#### EXERCISE
Retype the listing that follows, exactly as written.

____________

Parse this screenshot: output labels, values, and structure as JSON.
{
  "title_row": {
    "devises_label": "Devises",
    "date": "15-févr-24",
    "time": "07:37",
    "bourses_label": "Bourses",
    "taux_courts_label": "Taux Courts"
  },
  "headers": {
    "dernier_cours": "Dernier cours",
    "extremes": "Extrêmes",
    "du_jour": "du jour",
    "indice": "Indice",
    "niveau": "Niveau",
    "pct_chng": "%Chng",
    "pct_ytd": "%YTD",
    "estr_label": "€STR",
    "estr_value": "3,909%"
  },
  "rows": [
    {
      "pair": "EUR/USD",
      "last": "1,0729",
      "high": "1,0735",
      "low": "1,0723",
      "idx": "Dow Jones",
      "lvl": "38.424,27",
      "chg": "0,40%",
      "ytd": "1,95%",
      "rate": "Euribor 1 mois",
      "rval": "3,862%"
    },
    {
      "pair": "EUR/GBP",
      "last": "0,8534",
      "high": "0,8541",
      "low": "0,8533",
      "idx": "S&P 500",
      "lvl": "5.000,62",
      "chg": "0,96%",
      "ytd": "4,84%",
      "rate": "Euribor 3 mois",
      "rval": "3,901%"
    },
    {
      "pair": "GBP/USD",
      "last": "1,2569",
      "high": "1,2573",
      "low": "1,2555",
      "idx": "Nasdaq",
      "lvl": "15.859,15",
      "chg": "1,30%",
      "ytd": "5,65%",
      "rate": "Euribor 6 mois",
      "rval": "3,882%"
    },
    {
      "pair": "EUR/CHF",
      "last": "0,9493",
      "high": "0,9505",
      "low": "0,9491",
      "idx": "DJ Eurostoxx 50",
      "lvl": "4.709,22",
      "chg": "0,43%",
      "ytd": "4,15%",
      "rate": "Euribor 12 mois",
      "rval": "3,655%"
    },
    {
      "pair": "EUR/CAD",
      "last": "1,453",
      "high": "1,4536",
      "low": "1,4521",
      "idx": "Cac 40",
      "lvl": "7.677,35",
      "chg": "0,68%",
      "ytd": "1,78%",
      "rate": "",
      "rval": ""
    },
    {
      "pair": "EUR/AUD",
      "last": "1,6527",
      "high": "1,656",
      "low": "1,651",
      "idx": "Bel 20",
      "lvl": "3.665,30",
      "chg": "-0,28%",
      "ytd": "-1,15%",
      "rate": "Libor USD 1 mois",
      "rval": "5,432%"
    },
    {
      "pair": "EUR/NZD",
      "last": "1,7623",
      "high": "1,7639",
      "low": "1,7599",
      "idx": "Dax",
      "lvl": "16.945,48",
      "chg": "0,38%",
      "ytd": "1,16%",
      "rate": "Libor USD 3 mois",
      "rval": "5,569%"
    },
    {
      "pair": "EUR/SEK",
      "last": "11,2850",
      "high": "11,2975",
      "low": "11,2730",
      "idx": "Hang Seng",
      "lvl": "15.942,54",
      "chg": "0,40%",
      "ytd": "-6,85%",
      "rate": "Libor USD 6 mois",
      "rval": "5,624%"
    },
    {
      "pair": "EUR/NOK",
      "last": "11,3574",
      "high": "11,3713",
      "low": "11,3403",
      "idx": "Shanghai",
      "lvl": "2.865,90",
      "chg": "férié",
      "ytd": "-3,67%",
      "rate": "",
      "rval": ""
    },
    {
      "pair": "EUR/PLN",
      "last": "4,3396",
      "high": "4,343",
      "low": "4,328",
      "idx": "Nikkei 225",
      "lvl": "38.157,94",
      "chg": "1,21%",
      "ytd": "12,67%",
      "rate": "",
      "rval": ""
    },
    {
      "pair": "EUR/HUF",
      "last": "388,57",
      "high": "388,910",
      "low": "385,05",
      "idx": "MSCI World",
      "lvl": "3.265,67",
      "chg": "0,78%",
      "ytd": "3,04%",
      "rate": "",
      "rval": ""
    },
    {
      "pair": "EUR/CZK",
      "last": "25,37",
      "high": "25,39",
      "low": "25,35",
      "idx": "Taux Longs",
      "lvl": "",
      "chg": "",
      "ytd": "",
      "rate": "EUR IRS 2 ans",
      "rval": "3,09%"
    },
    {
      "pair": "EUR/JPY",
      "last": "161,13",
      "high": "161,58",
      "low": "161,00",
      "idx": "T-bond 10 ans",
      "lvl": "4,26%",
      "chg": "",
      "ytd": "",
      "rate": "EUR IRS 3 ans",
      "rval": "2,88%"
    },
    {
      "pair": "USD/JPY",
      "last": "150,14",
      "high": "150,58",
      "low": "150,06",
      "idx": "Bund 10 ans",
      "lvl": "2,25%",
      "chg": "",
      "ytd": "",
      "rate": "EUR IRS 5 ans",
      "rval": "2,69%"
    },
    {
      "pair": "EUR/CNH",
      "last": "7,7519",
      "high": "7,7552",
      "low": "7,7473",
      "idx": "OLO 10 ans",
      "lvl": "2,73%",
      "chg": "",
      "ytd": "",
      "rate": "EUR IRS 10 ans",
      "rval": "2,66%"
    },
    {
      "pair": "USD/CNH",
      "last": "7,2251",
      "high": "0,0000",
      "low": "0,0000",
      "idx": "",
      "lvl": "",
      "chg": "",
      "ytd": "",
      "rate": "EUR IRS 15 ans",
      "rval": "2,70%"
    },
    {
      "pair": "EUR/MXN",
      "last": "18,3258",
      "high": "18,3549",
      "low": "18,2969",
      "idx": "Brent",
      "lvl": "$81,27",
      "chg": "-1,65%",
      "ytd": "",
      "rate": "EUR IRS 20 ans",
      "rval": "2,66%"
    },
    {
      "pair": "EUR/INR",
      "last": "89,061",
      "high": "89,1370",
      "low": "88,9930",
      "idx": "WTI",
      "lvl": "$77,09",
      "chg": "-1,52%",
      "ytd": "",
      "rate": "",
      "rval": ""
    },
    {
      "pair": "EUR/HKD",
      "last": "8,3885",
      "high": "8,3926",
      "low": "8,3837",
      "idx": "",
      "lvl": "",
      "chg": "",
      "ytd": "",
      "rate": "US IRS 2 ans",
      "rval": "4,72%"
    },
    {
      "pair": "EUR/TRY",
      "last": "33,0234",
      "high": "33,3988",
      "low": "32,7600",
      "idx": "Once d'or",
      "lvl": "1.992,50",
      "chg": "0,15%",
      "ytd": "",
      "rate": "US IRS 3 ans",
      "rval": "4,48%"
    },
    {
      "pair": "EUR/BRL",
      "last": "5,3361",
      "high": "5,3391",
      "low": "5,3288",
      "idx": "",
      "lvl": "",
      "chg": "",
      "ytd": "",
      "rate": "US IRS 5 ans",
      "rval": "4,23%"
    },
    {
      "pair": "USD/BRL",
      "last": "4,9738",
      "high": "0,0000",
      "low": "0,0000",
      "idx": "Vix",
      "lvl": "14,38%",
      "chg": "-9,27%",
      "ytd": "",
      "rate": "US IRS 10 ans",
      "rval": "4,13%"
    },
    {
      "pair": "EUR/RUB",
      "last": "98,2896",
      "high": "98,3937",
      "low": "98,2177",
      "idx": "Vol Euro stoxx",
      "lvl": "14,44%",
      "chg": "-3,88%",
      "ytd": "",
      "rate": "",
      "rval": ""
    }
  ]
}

____________

#### SOLUTION BELOW
Parse this screenshot: output labels, values, and structure as JSON.
{
  "title_row": {
    "devises_label": "Devises",
    "date": "15-févr-24",
    "time": "07:37",
    "bourses_label": "Bourses",
    "taux_courts_label": "Taux Courts"
  },
  "headers": {
    "dernier_cours": "Dernier cours",
    "extremes": "Extrêmes",
    "du_jour": "du jour",
    "indice": "Indice",
    "niveau": "Niveau",
    "pct_chng": "%Chng",
    "pct_ytd": "%YTD",
    "estr_label": "€STR",
    "estr_value": "3,909%"
  },
  "rows": [
    {
      "pair": "EUR/USD",
      "last": "1,0729",
      "high": "1,0735",
      "low": "1,0723",
      "idx": "Dow Jones",
      "lvl": "38.424,27",
      "chg": "0,40%",
      "ytd": "1,95%",
      "rate": "Euribor 1 mois",
      "rval": "3,862%"
    },
    {
      "pair": "EUR/GBP",
      "last": "0,8534",
      "high": "0,8541",
      "low": "0,8533",
      "idx": "S&P 500",
      "lvl": "5.000,62",
      "chg": "0,96%",
      "ytd": "4,84%",
      "rate": "Euribor 3 mois",
      "rval": "3,901%"
    },
    {
      "pair": "GBP/USD",
      "last": "1,2569",
      "high": "1,2573",
      "low": "1,2555",
      "idx": "Nasdaq",
      "lvl": "15.859,15",
      "chg": "1,30%",
      "ytd": "5,65%",
      "rate": "Euribor 6 mois",
      "rval": "3,882%"
    },
    {
      "pair": "EUR/CHF",
      "last": "0,9493",
      "high": "0,9505",
      "low": "0,9491",
      "idx": "DJ Eurostoxx 50",
      "lvl": "4.709,22",
      "chg": "0,43%",
      "ytd": "4,15%",
      "rate": "Euribor 12 mois",
      "rval": "3,655%"
    },
    {
      "pair": "EUR/CAD",
      "last": "1,453",
      "high": "1,4536",
      "low": "1,4521",
      "idx": "Cac 40",
      "lvl": "7.677,35",
      "chg": "0,68%",
      "ytd": "1,78%",
      "rate": "",
      "rval": ""
    },
    {
      "pair": "EUR/AUD",
      "last": "1,6527",
      "high": "1,656",
      "low": "1,651",
      "idx": "Bel 20",
      "lvl": "3.665,30",
      "chg": "-0,28%",
      "ytd": "-1,15%",
      "rate": "Libor USD 1 mois",
      "rval": "5,432%"
    },
    {
      "pair": "EUR/NZD",
      "last": "1,7623",
      "high": "1,7639",
      "low": "1,7599",
      "idx": "Dax",
      "lvl": "16.945,48",
      "chg": "0,38%",
      "ytd": "1,16%",
      "rate": "Libor USD 3 mois",
      "rval": "5,569%"
    },
    {
      "pair": "EUR/SEK",
      "last": "11,2850",
      "high": "11,2975",
      "low": "11,2730",
      "idx": "Hang Seng",
      "lvl": "15.942,54",
      "chg": "0,40%",
      "ytd": "-6,85%",
      "rate": "Libor USD 6 mois",
      "rval": "5,624%"
    },
    {
      "pair": "EUR/NOK",
      "last": "11,3574",
      "high": "11,3713",
      "low": "11,3403",
      "idx": "Shanghai",
      "lvl": "2.865,90",
      "chg": "férié",
      "ytd": "-3,67%",
      "rate": "",
      "rval": ""
    },
    {
      "pair": "EUR/PLN",
      "last": "4,3396",
      "high": "4,343",
      "low": "4,328",
      "idx": "Nikkei 225",
      "lvl": "38.157,94",
      "chg": "1,21%",
      "ytd": "12,67%",
      "rate": "",
      "rval": ""
    },
    {
      "pair": "EUR/HUF",
      "last": "388,57",
      "high": "388,910",
      "low": "385,05",
      "idx": "MSCI World",
      "lvl": "3.265,67",
      "chg": "0,78%",
      "ytd": "3,04%",
      "rate": "",
      "rval": ""
    },
    {
      "pair": "EUR/CZK",
      "last": "25,37",
      "high": "25,39",
      "low": "25,35",
      "idx": "Taux Longs",
      "lvl": "",
      "chg": "",
      "ytd": "",
      "rate": "EUR IRS 2 ans",
      "rval": "3,09%"
    },
    {
      "pair": "EUR/JPY",
      "last": "161,13",
      "high": "161,58",
      "low": "161,00",
      "idx": "T-bond 10 ans",
      "lvl": "4,26%",
      "chg": "",
      "ytd": "",
      "rate": "EUR IRS 3 ans",
      "rval": "2,88%"
    },
    {
      "pair": "USD/JPY",
      "last": "150,14",
      "high": "150,58",
      "low": "150,06",
      "idx": "Bund 10 ans",
      "lvl": "2,25%",
      "chg": "",
      "ytd": "",
      "rate": "EUR IRS 5 ans",
      "rval": "2,69%"
    },
    {
      "pair": "EUR/CNH",
      "last": "7,7519",
      "high": "7,7552",
      "low": "7,7473",
      "idx": "OLO 10 ans",
      "lvl": "2,73%",
      "chg": "",
      "ytd": "",
      "rate": "EUR IRS 10 ans",
      "rval": "2,66%"
    },
    {
      "pair": "USD/CNH",
      "last": "7,2251",
      "high": "0,0000",
      "low": "0,0000",
      "idx": "",
      "lvl": "",
      "chg": "",
      "ytd": "",
      "rate": "EUR IRS 15 ans",
      "rval": "2,70%"
    },
    {
      "pair": "EUR/MXN",
      "last": "18,3258",
      "high": "18,3549",
      "low": "18,2969",
      "idx": "Brent",
      "lvl": "$81,27",
      "chg": "-1,65%",
      "ytd": "",
      "rate": "EUR IRS 20 ans",
      "rval": "2,66%"
    },
    {
      "pair": "EUR/INR",
      "last": "89,061",
      "high": "89,1370",
      "low": "88,9930",
      "idx": "WTI",
      "lvl": "$77,09",
      "chg": "-1,52%",
      "ytd": "",
      "rate": "",
      "rval": ""
    },
    {
      "pair": "EUR/HKD",
      "last": "8,3885",
      "high": "8,3926",
      "low": "8,3837",
      "idx": "",
      "lvl": "",
      "chg": "",
      "ytd": "",
      "rate": "US IRS 2 ans",
      "rval": "4,72%"
    },
    {
      "pair": "EUR/TRY",
      "last": "33,0234",
      "high": "33,3988",
      "low": "32,7600",
      "idx": "Once d'or",
      "lvl": "1.992,50",
      "chg": "0,15%",
      "ytd": "",
      "rate": "US IRS 3 ans",
      "rval": "4,48%"
    },
    {
      "pair": "EUR/BRL",
      "last": "5,3361",
      "high": "5,3391",
      "low": "5,3288",
      "idx": "",
      "lvl": "",
      "chg": "",
      "ytd": "",
      "rate": "US IRS 5 ans",
      "rval": "4,23%"
    },
    {
      "pair": "USD/BRL",
      "last": "4,9738",
      "high": "0,0000",
      "low": "0,0000",
      "idx": "Vix",
      "lvl": "14,38%",
      "chg": "-9,27%",
      "ytd": "",
      "rate": "US IRS 10 ans",
      "rval": "4,13%"
    },
    {
      "pair": "EUR/RUB",
      "last": "98,2896",
      "high": "98,3937",
      "low": "98,2177",
      "idx": "Vol Euro stoxx",
      "lvl": "14,44%",
      "chg": "-3,88%",
      "ytd": "",
      "rate": "",
      "rval": ""
    }
  ]
}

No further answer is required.